◆ Material ◆
═══

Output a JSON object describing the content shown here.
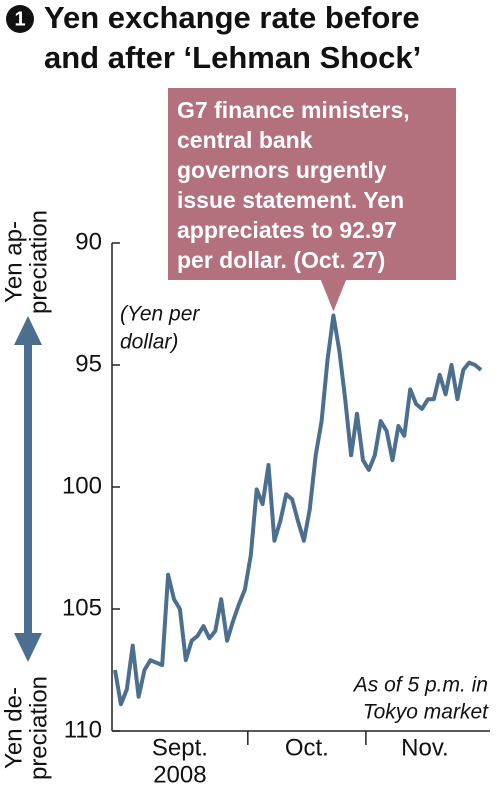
{
  "chart_data": {
    "type": "line",
    "title_number": "1",
    "title_lines": [
      "Yen exchange rate before",
      "and after ‘Lehman Shock’"
    ],
    "y_label_lines": [
      "(Yen per",
      "dollar)"
    ],
    "up_label_lines": [
      "Yen ap-",
      "preciation"
    ],
    "down_label_lines": [
      "Yen de-",
      "preciation"
    ],
    "annotation_lines": [
      "G7 finance ministers,",
      "central bank",
      "governors urgently",
      "issue statement. Yen",
      "appreciates to 92.97",
      "per dollar. (Oct. 27)"
    ],
    "note_lines": [
      "As of 5 p.m. in",
      "Tokyo market"
    ],
    "year": "2008",
    "color": "#4d6f8f",
    "annotation_color": "#b3707d",
    "ylim": [
      90,
      110
    ],
    "yticks": [
      90,
      95,
      100,
      105,
      110
    ],
    "y_inverted": true,
    "months": [
      {
        "name": "Sept.",
        "values": [
          107.5,
          108.9,
          108.3,
          106.5,
          108.6,
          107.5,
          107.1,
          107.2,
          107.3,
          103.6,
          104.6,
          105.0,
          107.1,
          106.3,
          106.1,
          105.7,
          106.2,
          105.9,
          104.6,
          106.3,
          105.5,
          104.8,
          104.2
        ]
      },
      {
        "name": "Oct.",
        "values": [
          102.8,
          100.1,
          100.7,
          99.1,
          102.2,
          101.4,
          100.3,
          100.5,
          101.4,
          102.2,
          100.9,
          98.7,
          97.3,
          94.8,
          92.97,
          94.4,
          96.4,
          98.7,
          97.0,
          98.9
        ]
      },
      {
        "name": "Nov.",
        "values": [
          99.3,
          98.7,
          97.3,
          97.7,
          98.9,
          97.5,
          97.9,
          96.0,
          96.6,
          96.8,
          96.4,
          96.4,
          95.4,
          96.2,
          95.0,
          96.4,
          95.2,
          94.9,
          95.0,
          95.2
        ]
      }
    ]
  }
}
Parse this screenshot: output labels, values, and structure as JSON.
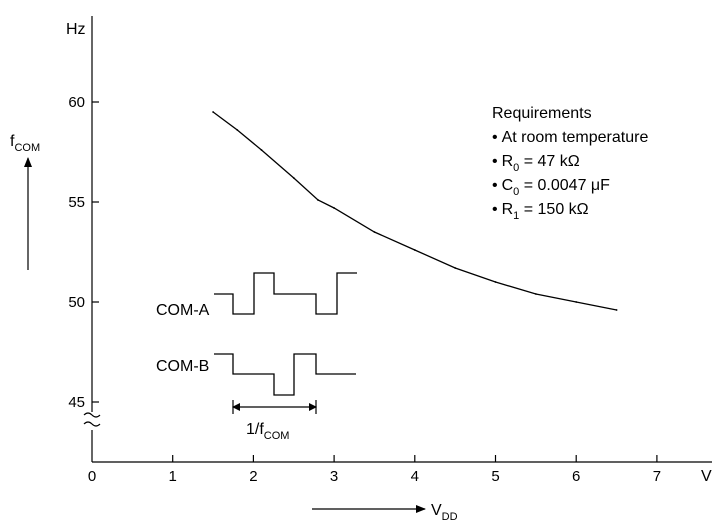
{
  "chart_data": {
    "type": "line",
    "title": "",
    "xlabel": {
      "main": "V",
      "sub": "DD"
    },
    "ylabel": {
      "main": "f",
      "sub": "COM"
    },
    "x_unit": "V",
    "y_unit": "Hz",
    "xlim": [
      0,
      7.5
    ],
    "ylim": [
      45,
      63
    ],
    "x_ticks": [
      "0",
      "1",
      "2",
      "3",
      "4",
      "5",
      "6",
      "7"
    ],
    "y_ticks": [
      "45",
      "50",
      "55",
      "60"
    ],
    "y_axis_break": true,
    "grid": false,
    "series": [
      {
        "x": [
          1.5,
          1.8,
          2.1,
          2.5,
          2.8,
          3.0,
          3.5,
          4.0,
          4.5,
          5.0,
          5.5,
          6.0,
          6.5
        ],
        "y": [
          59.5,
          58.6,
          57.6,
          56.2,
          55.1,
          54.7,
          53.5,
          52.6,
          51.7,
          51.0,
          50.4,
          50.0,
          49.6
        ]
      }
    ],
    "annotations": {
      "requirements_title": "Requirements",
      "requirements": [
        {
          "bullet": "•",
          "text": "At room temperature"
        },
        {
          "bullet": "•",
          "main": "R",
          "sub": "0",
          "rest": " = 47 kΩ"
        },
        {
          "bullet": "•",
          "main": "C",
          "sub": "0",
          "rest": " = 0.0047 μF"
        },
        {
          "bullet": "•",
          "main": "R",
          "sub": "1",
          "rest": " = 150 kΩ"
        }
      ],
      "com_a": "COM-A",
      "com_b": "COM-B",
      "period": {
        "main": "1/f",
        "sub": "COM"
      }
    }
  }
}
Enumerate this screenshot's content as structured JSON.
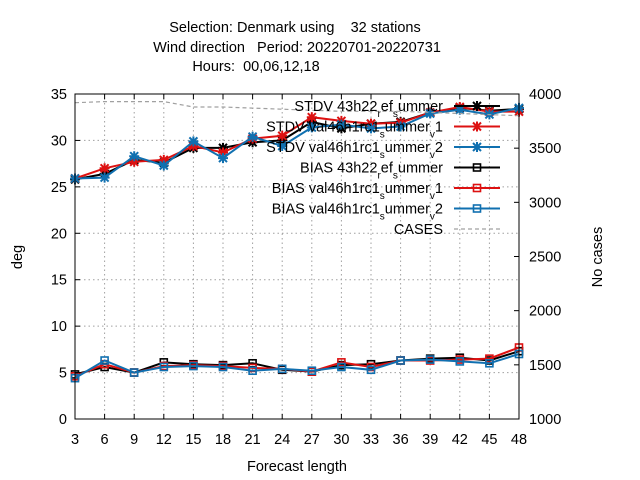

═══

◆ Objective ◆
Without the pictures, output the full listing exactly as it stands.

◆ Exercise response ◆
Output a JSON object describing the content shown here.
{
  "chart_data": {
    "type": "line",
    "title_number": "1",
    "title_lines": [
      "Yen exchange rate before",
      "and after ‘Lehman Shock’"
    ],
    "y_label_lines": [
      "(Yen per",
      "dollar)"
    ],
    "up_label_lines": [
      "Yen ap-",
      "preciation"
    ],
    "down_label_lines": [
      "Yen de-",
      "preciation"
    ],
    "annotation_lines": [
      "G7 finance ministers,",
      "central bank",
      "governors urgently",
      "issue statement. Yen",
      "appreciates to 92.97",
      "per dollar. (Oct. 27)"
    ],
    "note_lines": [
      "As of 5 p.m. in",
      "Tokyo market"
    ],
    "year": "2008",
    "color": "#4d6f8f",
    "annotation_color": "#b3707d",
    "ylim": [
      90,
      110
    ],
    "yticks": [
      90,
      95,
      100,
      105,
      110
    ],
    "y_inverted": true,
    "months": [
      {
        "name": "Sept.",
        "values": [
          107.5,
          108.9,
          108.3,
          106.5,
          108.6,
          107.5,
          107.1,
          107.2,
          107.3,
          103.6,
          104.6,
          105.0,
          107.1,
          106.3,
          106.1,
          105.7,
          106.2,
          105.9,
          104.6,
          106.3,
          105.5,
          104.8,
          104.2
        ]
      },
      {
        "name": "Oct.",
        "values": [
          102.8,
          100.1,
          100.7,
          99.1,
          102.2,
          101.4,
          100.3,
          100.5,
          101.4,
          102.2,
          100.9,
          98.7,
          97.3,
          94.8,
          92.97,
          94.4,
          96.4,
          98.7,
          97.0,
          98.9
        ]
      },
      {
        "name": "Nov.",
        "values": [
          99.3,
          98.7,
          97.3,
          97.7,
          98.9,
          97.5,
          97.9,
          96.0,
          96.6,
          96.8,
          96.4,
          96.4,
          95.4,
          96.2,
          95.0,
          96.4,
          95.2,
          94.9,
          95.0,
          95.2
        ]
      }
    ]
  }
}
Parse this screenshot: output labels, values, and structure as JSON.
{
  "chart_data": {
    "type": "line",
    "title": "",
    "xlabel": {
      "main": "V",
      "sub": "DD"
    },
    "ylabel": {
      "main": "f",
      "sub": "COM"
    },
    "x_unit": "V",
    "y_unit": "Hz",
    "xlim": [
      0,
      7.5
    ],
    "ylim": [
      45,
      63
    ],
    "x_ticks": [
      "0",
      "1",
      "2",
      "3",
      "4",
      "5",
      "6",
      "7"
    ],
    "y_ticks": [
      "45",
      "50",
      "55",
      "60"
    ],
    "y_axis_break": true,
    "grid": false,
    "series": [
      {
        "x": [
          1.5,
          1.8,
          2.1,
          2.5,
          2.8,
          3.0,
          3.5,
          4.0,
          4.5,
          5.0,
          5.5,
          6.0,
          6.5
        ],
        "y": [
          59.5,
          58.6,
          57.6,
          56.2,
          55.1,
          54.7,
          53.5,
          52.6,
          51.7,
          51.0,
          50.4,
          50.0,
          49.6
        ]
      }
    ],
    "annotations": {
      "requirements_title": "Requirements",
      "requirements": [
        {
          "bullet": "•",
          "text": "At room temperature"
        },
        {
          "bullet": "•",
          "main": "R",
          "sub": "0",
          "rest": " = 47 kΩ"
        },
        {
          "bullet": "•",
          "main": "C",
          "sub": "0",
          "rest": " = 0.0047 μF"
        },
        {
          "bullet": "•",
          "main": "R",
          "sub": "1",
          "rest": " = 150 kΩ"
        }
      ],
      "com_a": "COM-A",
      "com_b": "COM-B",
      "period": {
        "main": "1/f",
        "sub": "COM"
      }
    }
  }
}
Enumerate this screenshot's content as structured JSON.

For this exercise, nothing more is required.